DIRECTIVE = Copy every record below word for word, omitting the pictures from your answer.

Rows from a layout dataset:
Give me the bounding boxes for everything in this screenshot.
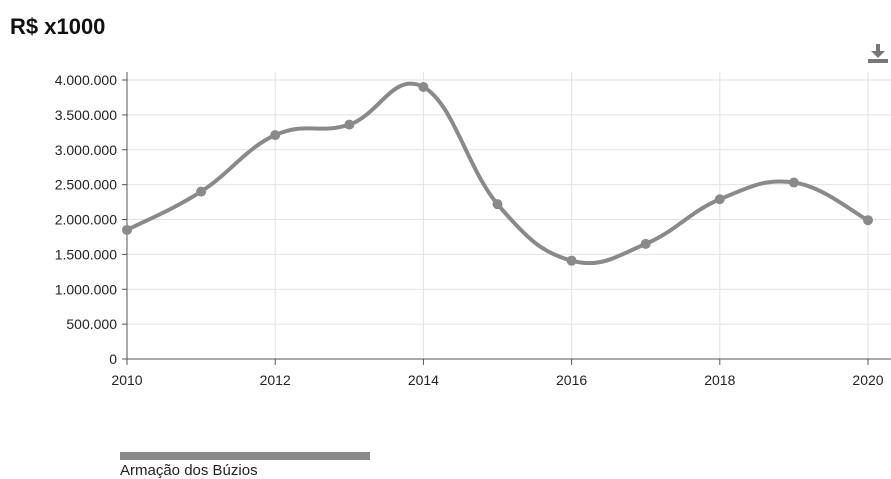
series-line [125, 81, 870, 266]
y-tick-label: 2.000.000 [55, 212, 117, 228]
series-layer [122, 81, 873, 266]
data-point[interactable] [270, 130, 281, 141]
x-tick-label: 2016 [556, 372, 587, 388]
y-tick-label: 500.000 [66, 316, 117, 332]
data-point[interactable] [196, 186, 207, 197]
x-tick-label: 2012 [260, 372, 291, 388]
y-tick-label: 1.500.000 [55, 246, 117, 262]
y-tick-label: 0 [109, 351, 117, 367]
data-point[interactable] [418, 81, 429, 92]
data-point[interactable] [788, 177, 799, 188]
chart-title: R$ x1000 [10, 14, 106, 39]
data-point[interactable] [344, 119, 355, 130]
y-tick-label: 1.000.000 [55, 281, 117, 297]
x-tick-label: 2014 [408, 372, 439, 388]
x-tick-label: 2018 [704, 372, 735, 388]
data-point[interactable] [122, 224, 132, 235]
download-icon [868, 44, 888, 63]
y-tick-label: 4.000.000 [55, 72, 117, 88]
axis-layer: 0 500.000 1.000.000 1.500.000 2.000.000 2.500… [55, 72, 891, 388]
data-point[interactable] [640, 238, 651, 249]
data-point[interactable] [492, 199, 503, 210]
data-point[interactable] [566, 255, 577, 266]
data-point[interactable] [714, 194, 725, 205]
legend-swatch [120, 452, 370, 460]
download-button[interactable] [866, 42, 890, 64]
y-tick-label: 2.500.000 [55, 177, 117, 193]
legend-label: Armação dos Búzios [120, 462, 258, 479]
y-tick-label: 3.500.000 [55, 107, 117, 123]
data-point[interactable] [863, 215, 873, 226]
x-tick-label: 2010 [111, 372, 142, 388]
legend[interactable]: Armação dos Búzios [120, 452, 370, 479]
y-tick-label: 3.000.000 [55, 142, 117, 158]
x-tick-label: 2020 [852, 372, 883, 388]
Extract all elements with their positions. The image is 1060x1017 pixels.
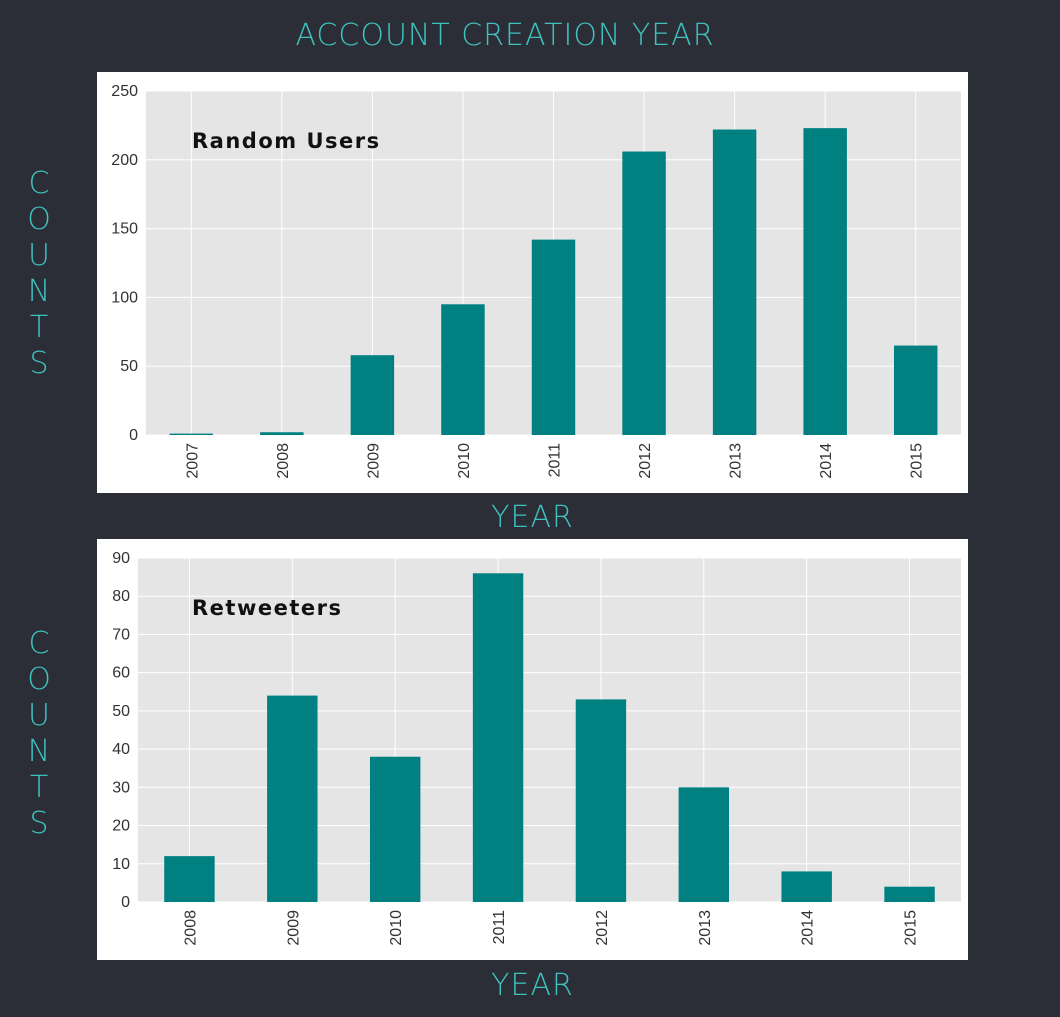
x-tick-label: 2012 (637, 443, 654, 479)
y-tick-label: 150 (111, 221, 138, 238)
x-axis-title: YEAR (491, 968, 574, 1003)
x-tick-label: 2010 (456, 443, 473, 479)
y-axis-title-letter: N (27, 734, 51, 769)
bar-2011 (531, 239, 576, 435)
y-tick-label: 50 (112, 703, 130, 720)
y-tick-label: 40 (112, 741, 130, 758)
y-axis-title-letter: U (28, 698, 50, 733)
page-title: ACCOUNT CREATION YEAR (295, 18, 715, 53)
x-tick-label: 2015 (909, 443, 926, 479)
x-tick-label: 2007 (184, 443, 201, 479)
bar-2013 (712, 129, 757, 435)
series-label: Retweeters (192, 596, 342, 620)
x-tick-label: 2012 (594, 910, 611, 946)
y-tick-label: 0 (129, 427, 138, 444)
x-tick-label: 2009 (365, 443, 382, 479)
bar-2015 (884, 886, 935, 902)
y-axis-title-letter: S (29, 346, 49, 381)
bar-2010 (441, 304, 485, 435)
y-axis-title-letter: C (28, 626, 50, 661)
y-axis-title-letter: U (28, 238, 50, 273)
chart-random-users: 0 50 100 150 200 250 2007 2008 2009 2010 2011 2012 2… (97, 72, 968, 493)
y-axis-title-letter: S (29, 806, 49, 841)
bar-2012 (622, 151, 666, 435)
x-tick-label: 2011 (547, 443, 564, 478)
bar-2007 (169, 433, 214, 435)
y-tick-label: 20 (112, 818, 130, 835)
x-tick-label: 2015 (903, 910, 920, 946)
x-axis-title: YEAR (491, 500, 574, 535)
x-tick-label: 2009 (285, 910, 302, 946)
bar-2009 (350, 355, 395, 435)
x-tick-label: 2010 (388, 910, 405, 946)
x-tick-label: 2011 (491, 910, 508, 945)
y-tick-label: 50 (120, 358, 138, 375)
bar-2011 (472, 573, 524, 902)
y-axis-title-letter: T (29, 310, 49, 345)
y-tick-label: 80 (112, 588, 130, 605)
y-tick-label: 10 (112, 856, 130, 873)
bar-2008 (260, 432, 304, 435)
chart-random-users-svg: 0 50 100 150 200 250 2007 2008 2009 2010 2011 2012 2… (111, 83, 961, 479)
y-tick-label: 200 (111, 152, 138, 169)
bar-2012 (575, 699, 627, 902)
y-tick-label: 70 (112, 626, 130, 643)
bar-2009 (267, 695, 318, 902)
bar-2008 (164, 856, 215, 902)
x-tick-label: 2008 (182, 910, 199, 946)
x-tick-label: 2013 (697, 910, 714, 946)
y-tick-label: 60 (112, 665, 130, 682)
bar-2015 (893, 345, 938, 435)
x-tick-label: 2014 (818, 443, 835, 479)
x-tick-label: 2013 (728, 443, 745, 479)
chart-retweeters-svg: 0 10 20 30 40 50 60 70 80 90 2008 2009 2010 2011 2012 2… (112, 550, 961, 946)
bar-2014 (803, 128, 847, 435)
chart-retweeters: 0 10 20 30 40 50 60 70 80 90 2008 2009 2010 2011 2012 2… (97, 539, 968, 960)
y-tick-label: 90 (112, 550, 130, 567)
y-axis-title-letter: T (29, 770, 49, 805)
y-tick-label: 30 (112, 779, 130, 796)
bar-2010 (369, 756, 421, 902)
y-axis-title-letter: C (28, 166, 50, 201)
y-tick-label: 250 (111, 83, 138, 100)
y-axis-title-letter: N (27, 274, 51, 309)
bar-2014 (781, 871, 832, 902)
series-label: Random Users (192, 129, 381, 153)
bar-2013 (678, 787, 730, 902)
y-tick-label: 0 (121, 894, 130, 911)
y-axis-title-letter: O (27, 202, 51, 237)
x-tick-label: 2014 (800, 910, 817, 946)
x-tick-label: 2008 (275, 443, 292, 479)
y-tick-label: 100 (111, 289, 138, 306)
y-axis-title-letter: O (27, 662, 51, 697)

THE ANSWER =
Give me the bounding boxes for everything in this screenshot.
series-line [125, 81, 870, 266]
y-tick-label: 2.000.000 [55, 212, 117, 228]
series-layer [122, 81, 873, 266]
data-point[interactable] [270, 130, 281, 141]
x-tick-label: 2016 [556, 372, 587, 388]
y-tick-label: 500.000 [66, 316, 117, 332]
data-point[interactable] [196, 186, 207, 197]
x-tick-label: 2012 [260, 372, 291, 388]
y-tick-label: 1.500.000 [55, 246, 117, 262]
y-tick-label: 0 [109, 351, 117, 367]
data-point[interactable] [418, 81, 429, 92]
data-point[interactable] [788, 177, 799, 188]
chart-title: R$ x1000 [10, 14, 106, 39]
data-point[interactable] [344, 119, 355, 130]
y-tick-label: 1.000.000 [55, 281, 117, 297]
x-tick-label: 2014 [408, 372, 439, 388]
x-tick-label: 2018 [704, 372, 735, 388]
data-point[interactable] [122, 224, 132, 235]
download-icon [868, 44, 888, 63]
y-tick-label: 4.000.000 [55, 72, 117, 88]
axis-layer: 0 500.000 1.000.000 1.500.000 2.000.000 2.500… [55, 72, 891, 388]
data-point[interactable] [640, 238, 651, 249]
data-point[interactable] [492, 199, 503, 210]
data-point[interactable] [566, 255, 577, 266]
data-point[interactable] [714, 194, 725, 205]
legend-swatch [120, 452, 370, 460]
download-button[interactable] [866, 42, 890, 64]
y-tick-label: 2.500.000 [55, 177, 117, 193]
legend-label: Armação dos Búzios [120, 462, 258, 479]
y-tick-label: 3.500.000 [55, 107, 117, 123]
data-point[interactable] [863, 215, 873, 226]
x-tick-label: 2010 [111, 372, 142, 388]
legend[interactable]: Armação dos Búzios [120, 452, 370, 479]
y-tick-label: 3.000.000 [55, 142, 117, 158]
x-tick-label: 2020 [852, 372, 883, 388]
Extract all elements with their positions. The image is 1060x1017 pixels.
x-tick-label: 2012 (637, 443, 654, 479)
y-tick-label: 150 (111, 221, 138, 238)
x-axis-title: YEAR (491, 968, 574, 1003)
x-tick-label: 2010 (456, 443, 473, 479)
y-axis-title-letter: N (27, 734, 51, 769)
bar-2011 (531, 239, 576, 435)
y-tick-label: 50 (112, 703, 130, 720)
y-tick-label: 40 (112, 741, 130, 758)
y-axis-title-letter: U (28, 698, 50, 733)
page-title: ACCOUNT CREATION YEAR (295, 18, 715, 53)
x-tick-label: 2015 (909, 443, 926, 479)
x-tick-label: 2007 (184, 443, 201, 479)
bar-2013 (712, 129, 757, 435)
series-label: Retweeters (192, 596, 342, 620)
x-tick-label: 2012 (594, 910, 611, 946)
y-tick-label: 0 (129, 427, 138, 444)
x-tick-label: 2009 (365, 443, 382, 479)
bar-2015 (884, 886, 935, 902)
y-axis-title-letter: S (29, 346, 49, 381)
bar-2010 (441, 304, 485, 435)
y-axis-title-letter: C (28, 626, 50, 661)
y-axis-title-letter: U (28, 238, 50, 273)
chart-random-users: 0 50 100 150 200 250 2007 2008 2009 2010 2011 2012 2… (97, 72, 968, 493)
y-axis-title-letter: S (29, 806, 49, 841)
bar-2012 (622, 151, 666, 435)
x-tick-label: 2011 (547, 443, 564, 478)
bar-2007 (169, 433, 214, 435)
y-tick-label: 20 (112, 818, 130, 835)
x-tick-label: 2015 (903, 910, 920, 946)
x-axis-title: YEAR (491, 500, 574, 535)
x-tick-label: 2009 (285, 910, 302, 946)
bar-2009 (350, 355, 395, 435)
x-tick-label: 2010 (388, 910, 405, 946)
x-tick-label: 2011 (491, 910, 508, 945)
y-tick-label: 50 (120, 358, 138, 375)
bar-2011 (472, 573, 524, 902)
y-axis-title-letter: T (29, 310, 49, 345)
y-tick-label: 80 (112, 588, 130, 605)
y-tick-label: 10 (112, 856, 130, 873)
bar-2008 (260, 432, 304, 435)
chart-random-users-svg: 0 50 100 150 200 250 2007 2008 2009 2010 2011 2012 2… (111, 83, 961, 479)
y-tick-label: 200 (111, 152, 138, 169)
bar-2012 (575, 699, 627, 902)
y-tick-label: 70 (112, 626, 130, 643)
bar-2009 (267, 695, 318, 902)
bar-2008 (164, 856, 215, 902)
x-tick-label: 2008 (182, 910, 199, 946)
x-tick-label: 2013 (697, 910, 714, 946)
y-tick-label: 60 (112, 665, 130, 682)
bar-2015 (893, 345, 938, 435)
x-tick-label: 2014 (818, 443, 835, 479)
x-tick-label: 2013 (728, 443, 745, 479)
chart-retweeters-svg: 0 10 20 30 40 50 60 70 80 90 2008 2009 2010 2011 2012 2… (112, 550, 961, 946)
bar-2014 (803, 128, 847, 435)
chart-retweeters: 0 10 20 30 40 50 60 70 80 90 2008 2009 2010 2011 2012 2… (97, 539, 968, 960)
y-tick-label: 90 (112, 550, 130, 567)
y-axis-title-letter: T (29, 770, 49, 805)
y-tick-label: 30 (112, 779, 130, 796)
bar-2010 (369, 756, 421, 902)
y-axis-title-letter: C (28, 166, 50, 201)
y-tick-label: 250 (111, 83, 138, 100)
y-axis-title-letter: N (27, 274, 51, 309)
bar-2014 (781, 871, 832, 902)
series-label: Random Users (192, 129, 381, 153)
bar-2013 (678, 787, 730, 902)
y-tick-label: 0 (121, 894, 130, 911)
y-axis-title-letter: O (27, 202, 51, 237)
x-tick-label: 2014 (800, 910, 817, 946)
x-tick-label: 2008 (275, 443, 292, 479)
y-tick-label: 100 (111, 289, 138, 306)
y-axis-title-letter: O (27, 662, 51, 697)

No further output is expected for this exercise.